(Records from a data collection)
+++

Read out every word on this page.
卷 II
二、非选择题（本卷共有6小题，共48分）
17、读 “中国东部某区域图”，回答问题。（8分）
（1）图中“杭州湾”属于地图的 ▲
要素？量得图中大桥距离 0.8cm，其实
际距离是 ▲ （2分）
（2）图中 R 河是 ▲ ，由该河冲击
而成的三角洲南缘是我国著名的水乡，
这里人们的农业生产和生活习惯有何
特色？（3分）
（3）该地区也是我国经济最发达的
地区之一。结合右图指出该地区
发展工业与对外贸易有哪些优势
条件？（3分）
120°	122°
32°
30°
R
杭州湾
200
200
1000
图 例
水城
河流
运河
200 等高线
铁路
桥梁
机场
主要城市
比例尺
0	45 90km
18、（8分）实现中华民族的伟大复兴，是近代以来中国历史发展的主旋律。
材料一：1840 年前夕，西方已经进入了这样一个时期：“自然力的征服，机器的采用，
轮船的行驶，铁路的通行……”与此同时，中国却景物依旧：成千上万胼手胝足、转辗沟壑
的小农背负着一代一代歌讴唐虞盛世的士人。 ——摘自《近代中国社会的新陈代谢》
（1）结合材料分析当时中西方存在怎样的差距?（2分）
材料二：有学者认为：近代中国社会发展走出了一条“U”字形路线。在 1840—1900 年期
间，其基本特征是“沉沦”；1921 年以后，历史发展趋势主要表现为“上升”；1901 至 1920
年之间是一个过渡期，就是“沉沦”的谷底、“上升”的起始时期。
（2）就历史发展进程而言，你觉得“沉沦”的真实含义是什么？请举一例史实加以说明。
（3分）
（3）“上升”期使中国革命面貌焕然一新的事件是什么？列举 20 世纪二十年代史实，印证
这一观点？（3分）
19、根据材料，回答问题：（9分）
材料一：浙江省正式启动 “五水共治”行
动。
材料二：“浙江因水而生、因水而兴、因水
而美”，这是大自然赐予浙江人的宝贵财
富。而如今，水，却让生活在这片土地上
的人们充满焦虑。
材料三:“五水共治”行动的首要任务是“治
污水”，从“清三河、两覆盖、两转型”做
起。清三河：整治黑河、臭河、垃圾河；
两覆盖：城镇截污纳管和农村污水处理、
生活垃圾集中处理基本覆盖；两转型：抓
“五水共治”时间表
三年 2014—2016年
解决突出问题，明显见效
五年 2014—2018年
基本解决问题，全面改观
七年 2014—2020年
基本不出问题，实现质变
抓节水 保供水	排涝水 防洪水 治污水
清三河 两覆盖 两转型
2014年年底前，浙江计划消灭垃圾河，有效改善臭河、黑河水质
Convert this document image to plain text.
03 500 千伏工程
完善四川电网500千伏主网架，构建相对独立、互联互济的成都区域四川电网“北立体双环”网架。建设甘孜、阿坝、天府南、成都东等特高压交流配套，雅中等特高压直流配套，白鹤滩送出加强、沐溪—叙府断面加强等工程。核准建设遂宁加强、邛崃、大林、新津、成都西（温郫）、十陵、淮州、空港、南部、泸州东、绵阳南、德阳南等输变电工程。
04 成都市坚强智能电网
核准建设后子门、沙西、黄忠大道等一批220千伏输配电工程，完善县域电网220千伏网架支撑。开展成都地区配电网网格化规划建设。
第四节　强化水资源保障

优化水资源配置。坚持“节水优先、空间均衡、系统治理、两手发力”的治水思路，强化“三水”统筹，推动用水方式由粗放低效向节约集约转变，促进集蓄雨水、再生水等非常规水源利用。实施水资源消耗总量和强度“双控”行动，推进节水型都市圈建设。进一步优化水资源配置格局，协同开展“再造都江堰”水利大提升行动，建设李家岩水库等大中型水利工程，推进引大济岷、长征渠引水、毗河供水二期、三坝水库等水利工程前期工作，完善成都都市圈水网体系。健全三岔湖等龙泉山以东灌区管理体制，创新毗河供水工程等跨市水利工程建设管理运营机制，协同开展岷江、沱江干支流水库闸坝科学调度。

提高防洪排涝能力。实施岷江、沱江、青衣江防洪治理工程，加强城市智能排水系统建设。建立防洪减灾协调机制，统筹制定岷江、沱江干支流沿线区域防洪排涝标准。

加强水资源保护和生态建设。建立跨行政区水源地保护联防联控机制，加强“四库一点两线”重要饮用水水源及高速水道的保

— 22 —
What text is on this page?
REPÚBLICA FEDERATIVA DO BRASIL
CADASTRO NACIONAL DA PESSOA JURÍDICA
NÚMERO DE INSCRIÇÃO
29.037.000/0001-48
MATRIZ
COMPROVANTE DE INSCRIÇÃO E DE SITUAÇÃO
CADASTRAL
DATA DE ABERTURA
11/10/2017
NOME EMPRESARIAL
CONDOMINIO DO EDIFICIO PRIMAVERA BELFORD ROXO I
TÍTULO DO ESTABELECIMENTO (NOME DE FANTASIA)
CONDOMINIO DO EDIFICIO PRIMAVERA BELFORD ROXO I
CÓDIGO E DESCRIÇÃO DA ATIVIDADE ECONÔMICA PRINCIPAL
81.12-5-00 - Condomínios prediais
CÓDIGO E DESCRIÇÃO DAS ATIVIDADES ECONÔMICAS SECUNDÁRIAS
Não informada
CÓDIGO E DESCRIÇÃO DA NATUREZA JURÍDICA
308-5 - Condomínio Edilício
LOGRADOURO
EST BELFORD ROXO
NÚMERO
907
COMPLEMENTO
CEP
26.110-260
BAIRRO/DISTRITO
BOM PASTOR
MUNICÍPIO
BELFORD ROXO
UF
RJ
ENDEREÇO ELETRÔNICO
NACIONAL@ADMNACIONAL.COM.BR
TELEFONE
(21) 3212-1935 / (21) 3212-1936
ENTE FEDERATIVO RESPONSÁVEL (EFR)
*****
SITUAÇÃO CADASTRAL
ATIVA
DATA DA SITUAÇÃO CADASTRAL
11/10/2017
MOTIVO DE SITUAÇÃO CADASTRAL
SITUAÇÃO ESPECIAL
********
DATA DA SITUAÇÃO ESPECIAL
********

+++

WHAT THE TASK REQUIRES: Every entry must be output again, exactly as written above.

RESPONSE TO THIS EXERCISE:
Read out every word on this page.
卷 II
二、非选择题（本卷共有6小题，共48分）
17、读 “中国东部某区域图”，回答问题。（8分）
（1）图中“杭州湾”属于地图的 ▲
要素？量得图中大桥距离 0.8cm，其实
际距离是 ▲ （2分）
（2）图中 R 河是 ▲ ，由该河冲击
而成的三角洲南缘是我国著名的水乡，
这里人们的农业生产和生活习惯有何
特色？（3分）
（3）该地区也是我国经济最发达的
地区之一。结合右图指出该地区
发展工业与对外贸易有哪些优势
条件？（3分）
120°	122°
32°
30°
R
杭州湾
200
200
1000
图 例
水城
河流
运河
200 等高线
铁路
桥梁
机场
主要城市
比例尺
0	45 90km
18、（8分）实现中华民族的伟大复兴，是近代以来中国历史发展的主旋律。
材料一：1840 年前夕，西方已经进入了这样一个时期：“自然力的征服，机器的采用，
轮船的行驶，铁路的通行……”与此同时，中国却景物依旧：成千上万胼手胝足、转辗沟壑
的小农背负着一代一代歌讴唐虞盛世的士人。 ——摘自《近代中国社会的新陈代谢》
（1）结合材料分析当时中西方存在怎样的差距?（2分）
材料二：有学者认为：近代中国社会发展走出了一条“U”字形路线。在 1840—1900 年期
间，其基本特征是“沉沦”；1921 年以后，历史发展趋势主要表现为“上升”；1901 至 1920
年之间是一个过渡期，就是“沉沦”的谷底、“上升”的起始时期。
（2）就历史发展进程而言，你觉得“沉沦”的真实含义是什么？请举一例史实加以说明。
（3分）
（3）“上升”期使中国革命面貌焕然一新的事件是什么？列举 20 世纪二十年代史实，印证
这一观点？（3分）
19、根据材料，回答问题：（9分）
材料一：浙江省正式启动 “五水共治”行
动。
材料二：“浙江因水而生、因水而兴、因水
而美”，这是大自然赐予浙江人的宝贵财
富。而如今，水，却让生活在这片土地上
的人们充满焦虑。
材料三:“五水共治”行动的首要任务是“治
污水”，从“清三河、两覆盖、两转型”做
起。清三河：整治黑河、臭河、垃圾河；
两覆盖：城镇截污纳管和农村污水处理、
生活垃圾集中处理基本覆盖；两转型：抓
“五水共治”时间表
三年 2014—2016年
解决突出问题，明显见效
五年 2014—2018年
基本解决问题，全面改观
七年 2014—2020年
基本不出问题，实现质变
抓节水 保供水	排涝水 防洪水 治污水
清三河 两覆盖 两转型
2014年年底前，浙江计划消灭垃圾河，有效改善臭河、黑河水质
Convert this document image to plain text.
03 500 千伏工程
完善四川电网500千伏主网架，构建相对独立、互联互济的成都区域四川电网“北立体双环”网架。建设甘孜、阿坝、天府南、成都东等特高压交流配套，雅中等特高压直流配套，白鹤滩送出加强、沐溪—叙府断面加强等工程。核准建设遂宁加强、邛崃、大林、新津、成都西（温郫）、十陵、淮州、空港、南部、泸州东、绵阳南、德阳南等输变电工程。
04 成都市坚强智能电网
核准建设后子门、沙西、黄忠大道等一批220千伏输配电工程，完善县域电网220千伏网架支撑。开展成都地区配电网网格化规划建设。
第四节　强化水资源保障

优化水资源配置。坚持“节水优先、空间均衡、系统治理、两手发力”的治水思路，强化“三水”统筹，推动用水方式由粗放低效向节约集约转变，促进集蓄雨水、再生水等非常规水源利用。实施水资源消耗总量和强度“双控”行动，推进节水型都市圈建设。进一步优化水资源配置格局，协同开展“再造都江堰”水利大提升行动，建设李家岩水库等大中型水利工程，推进引大济岷、长征渠引水、毗河供水二期、三坝水库等水利工程前期工作，完善成都都市圈水网体系。健全三岔湖等龙泉山以东灌区管理体制，创新毗河供水工程等跨市水利工程建设管理运营机制，协同开展岷江、沱江干支流水库闸坝科学调度。

提高防洪排涝能力。实施岷江、沱江、青衣江防洪治理工程，加强城市智能排水系统建设。建立防洪减灾协调机制，统筹制定岷江、沱江干支流沿线区域防洪排涝标准。

加强水资源保护和生态建设。建立跨行政区水源地保护联防联控机制，加强“四库一点两线”重要饮用水水源及高速水道的保

— 22 —
What text is on this page?
REPÚBLICA FEDERATIVA DO BRASIL
CADASTRO NACIONAL DA PESSOA JURÍDICA
NÚMERO DE INSCRIÇÃO
29.037.000/0001-48
MATRIZ
COMPROVANTE DE INSCRIÇÃO E DE SITUAÇÃO
CADASTRAL
DATA DE ABERTURA
11/10/2017
NOME EMPRESARIAL
CONDOMINIO DO EDIFICIO PRIMAVERA BELFORD ROXO I
TÍTULO DO ESTABELECIMENTO (NOME DE FANTASIA)
CONDOMINIO DO EDIFICIO PRIMAVERA BELFORD ROXO I
CÓDIGO E DESCRIÇÃO DA ATIVIDADE ECONÔMICA PRINCIPAL
81.12-5-00 - Condomínios prediais
CÓDIGO E DESCRIÇÃO DAS ATIVIDADES ECONÔMICAS SECUNDÁRIAS
Não informada
CÓDIGO E DESCRIÇÃO DA NATUREZA JURÍDICA
308-5 - Condomínio Edilício
LOGRADOURO
EST BELFORD ROXO
NÚMERO
907
COMPLEMENTO
CEP
26.110-260
BAIRRO/DISTRITO
BOM PASTOR
MUNICÍPIO
BELFORD ROXO
UF
RJ
ENDEREÇO ELETRÔNICO
NACIONAL@ADMNACIONAL.COM.BR
TELEFONE
(21) 3212-1935 / (21) 3212-1936
ENTE FEDERATIVO RESPONSÁVEL (EFR)
*****
SITUAÇÃO CADASTRAL
ATIVA
DATA DA SITUAÇÃO CADASTRAL
11/10/2017
MOTIVO DE SITUAÇÃO CADASTRAL
SITUAÇÃO ESPECIAL
********
DATA DA SITUAÇÃO ESPECIAL
********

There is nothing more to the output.